Collected data entries

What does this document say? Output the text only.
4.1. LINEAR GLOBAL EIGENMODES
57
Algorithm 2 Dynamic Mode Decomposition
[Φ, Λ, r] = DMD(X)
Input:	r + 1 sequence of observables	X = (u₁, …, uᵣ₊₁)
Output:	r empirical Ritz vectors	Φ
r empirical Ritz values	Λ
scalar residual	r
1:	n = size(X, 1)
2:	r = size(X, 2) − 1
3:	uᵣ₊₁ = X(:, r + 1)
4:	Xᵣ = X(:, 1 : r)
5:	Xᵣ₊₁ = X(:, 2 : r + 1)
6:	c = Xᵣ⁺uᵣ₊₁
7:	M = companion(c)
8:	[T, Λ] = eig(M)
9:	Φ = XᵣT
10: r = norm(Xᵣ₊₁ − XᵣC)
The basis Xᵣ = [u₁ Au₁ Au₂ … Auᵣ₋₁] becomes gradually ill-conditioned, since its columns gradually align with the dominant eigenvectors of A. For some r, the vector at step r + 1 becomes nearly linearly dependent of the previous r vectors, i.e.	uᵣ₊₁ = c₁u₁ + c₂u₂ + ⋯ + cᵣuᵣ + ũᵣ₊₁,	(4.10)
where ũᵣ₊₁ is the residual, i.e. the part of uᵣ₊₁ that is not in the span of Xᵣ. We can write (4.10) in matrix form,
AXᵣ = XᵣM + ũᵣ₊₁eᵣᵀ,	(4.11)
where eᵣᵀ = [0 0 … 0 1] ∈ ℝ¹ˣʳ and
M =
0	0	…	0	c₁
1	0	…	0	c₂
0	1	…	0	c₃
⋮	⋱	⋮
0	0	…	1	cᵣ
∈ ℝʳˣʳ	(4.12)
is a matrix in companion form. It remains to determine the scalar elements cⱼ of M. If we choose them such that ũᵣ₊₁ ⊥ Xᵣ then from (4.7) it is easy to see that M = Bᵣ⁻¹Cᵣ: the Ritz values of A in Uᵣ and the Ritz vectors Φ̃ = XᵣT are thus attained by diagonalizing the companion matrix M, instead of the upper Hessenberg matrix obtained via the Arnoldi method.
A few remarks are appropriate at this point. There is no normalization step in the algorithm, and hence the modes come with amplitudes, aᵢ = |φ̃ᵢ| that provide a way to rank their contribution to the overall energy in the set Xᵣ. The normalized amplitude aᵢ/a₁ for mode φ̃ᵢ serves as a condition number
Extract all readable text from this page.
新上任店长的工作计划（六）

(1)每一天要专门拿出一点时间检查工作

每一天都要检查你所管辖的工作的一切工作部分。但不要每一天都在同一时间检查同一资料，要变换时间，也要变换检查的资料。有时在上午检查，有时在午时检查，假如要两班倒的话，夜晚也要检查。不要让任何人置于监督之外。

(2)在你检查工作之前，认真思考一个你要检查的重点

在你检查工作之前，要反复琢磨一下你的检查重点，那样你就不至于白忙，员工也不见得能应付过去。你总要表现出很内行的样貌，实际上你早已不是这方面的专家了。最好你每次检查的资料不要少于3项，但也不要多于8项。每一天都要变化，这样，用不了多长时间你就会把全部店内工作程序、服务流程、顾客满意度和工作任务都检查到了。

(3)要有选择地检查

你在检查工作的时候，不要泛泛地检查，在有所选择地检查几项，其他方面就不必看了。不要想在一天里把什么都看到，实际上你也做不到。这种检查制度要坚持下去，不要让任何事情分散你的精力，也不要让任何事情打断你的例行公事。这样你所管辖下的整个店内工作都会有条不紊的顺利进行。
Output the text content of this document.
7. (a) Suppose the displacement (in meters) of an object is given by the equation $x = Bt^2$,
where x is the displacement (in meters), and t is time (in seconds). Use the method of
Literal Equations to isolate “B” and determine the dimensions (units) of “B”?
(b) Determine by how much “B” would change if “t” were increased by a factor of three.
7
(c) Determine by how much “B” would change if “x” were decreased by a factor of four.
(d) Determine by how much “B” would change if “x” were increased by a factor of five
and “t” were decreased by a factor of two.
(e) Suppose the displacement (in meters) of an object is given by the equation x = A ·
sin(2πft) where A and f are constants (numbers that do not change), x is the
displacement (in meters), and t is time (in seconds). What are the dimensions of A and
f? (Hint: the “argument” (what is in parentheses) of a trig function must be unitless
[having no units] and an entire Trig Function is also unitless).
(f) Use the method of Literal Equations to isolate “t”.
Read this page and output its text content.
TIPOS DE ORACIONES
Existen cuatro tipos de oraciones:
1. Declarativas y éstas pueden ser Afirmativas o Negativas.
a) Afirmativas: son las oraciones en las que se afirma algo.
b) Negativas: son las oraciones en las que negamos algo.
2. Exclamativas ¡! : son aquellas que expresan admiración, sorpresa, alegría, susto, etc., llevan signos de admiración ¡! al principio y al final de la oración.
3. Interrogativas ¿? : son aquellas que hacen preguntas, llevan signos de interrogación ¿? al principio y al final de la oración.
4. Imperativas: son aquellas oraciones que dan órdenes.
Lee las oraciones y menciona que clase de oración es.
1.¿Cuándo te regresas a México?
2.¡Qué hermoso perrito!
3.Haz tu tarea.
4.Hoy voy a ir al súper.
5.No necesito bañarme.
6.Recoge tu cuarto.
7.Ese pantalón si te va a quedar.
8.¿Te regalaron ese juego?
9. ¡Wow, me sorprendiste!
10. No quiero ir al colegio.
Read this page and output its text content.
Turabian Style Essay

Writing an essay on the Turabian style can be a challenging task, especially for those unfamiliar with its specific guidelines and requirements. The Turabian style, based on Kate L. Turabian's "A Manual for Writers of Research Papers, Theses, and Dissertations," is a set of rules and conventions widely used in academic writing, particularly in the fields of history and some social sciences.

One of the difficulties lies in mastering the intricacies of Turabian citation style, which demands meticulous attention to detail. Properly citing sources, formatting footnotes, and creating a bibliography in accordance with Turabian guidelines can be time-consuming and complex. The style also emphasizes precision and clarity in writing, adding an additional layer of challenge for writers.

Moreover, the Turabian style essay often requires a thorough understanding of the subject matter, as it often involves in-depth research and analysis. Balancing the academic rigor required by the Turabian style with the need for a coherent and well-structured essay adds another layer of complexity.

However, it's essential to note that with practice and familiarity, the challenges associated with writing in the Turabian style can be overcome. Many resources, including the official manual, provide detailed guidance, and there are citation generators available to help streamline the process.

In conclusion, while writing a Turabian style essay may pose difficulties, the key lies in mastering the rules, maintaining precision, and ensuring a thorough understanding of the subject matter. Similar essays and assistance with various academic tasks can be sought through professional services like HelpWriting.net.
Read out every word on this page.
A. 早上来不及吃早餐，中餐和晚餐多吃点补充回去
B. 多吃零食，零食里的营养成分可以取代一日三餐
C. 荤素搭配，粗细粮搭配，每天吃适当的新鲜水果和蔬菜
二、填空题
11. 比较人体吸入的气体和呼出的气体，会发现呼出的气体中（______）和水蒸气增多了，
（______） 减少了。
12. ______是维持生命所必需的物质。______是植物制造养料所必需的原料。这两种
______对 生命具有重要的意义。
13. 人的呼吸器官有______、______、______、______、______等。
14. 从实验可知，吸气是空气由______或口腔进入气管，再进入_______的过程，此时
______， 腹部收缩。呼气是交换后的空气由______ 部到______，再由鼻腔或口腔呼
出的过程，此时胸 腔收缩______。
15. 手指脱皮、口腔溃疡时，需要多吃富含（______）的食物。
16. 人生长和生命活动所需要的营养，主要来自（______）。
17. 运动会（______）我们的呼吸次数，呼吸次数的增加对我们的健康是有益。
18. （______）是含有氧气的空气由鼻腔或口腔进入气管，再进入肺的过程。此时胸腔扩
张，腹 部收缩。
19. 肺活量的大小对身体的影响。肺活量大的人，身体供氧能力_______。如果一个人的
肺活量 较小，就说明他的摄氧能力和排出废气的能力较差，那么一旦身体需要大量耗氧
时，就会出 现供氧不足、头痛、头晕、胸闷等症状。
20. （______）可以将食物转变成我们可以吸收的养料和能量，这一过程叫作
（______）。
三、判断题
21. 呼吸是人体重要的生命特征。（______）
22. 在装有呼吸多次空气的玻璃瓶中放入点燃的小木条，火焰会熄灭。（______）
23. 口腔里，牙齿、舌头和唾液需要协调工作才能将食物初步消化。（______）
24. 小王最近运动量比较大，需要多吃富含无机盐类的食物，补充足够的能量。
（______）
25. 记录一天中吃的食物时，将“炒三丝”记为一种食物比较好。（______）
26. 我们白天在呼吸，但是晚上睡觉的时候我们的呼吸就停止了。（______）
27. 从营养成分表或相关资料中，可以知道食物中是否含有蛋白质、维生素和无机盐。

**REQUIRED TASK**
Count how many lines of the listing above include "unitless" and report that number alone.

**ANSWER TO THE TASK**
2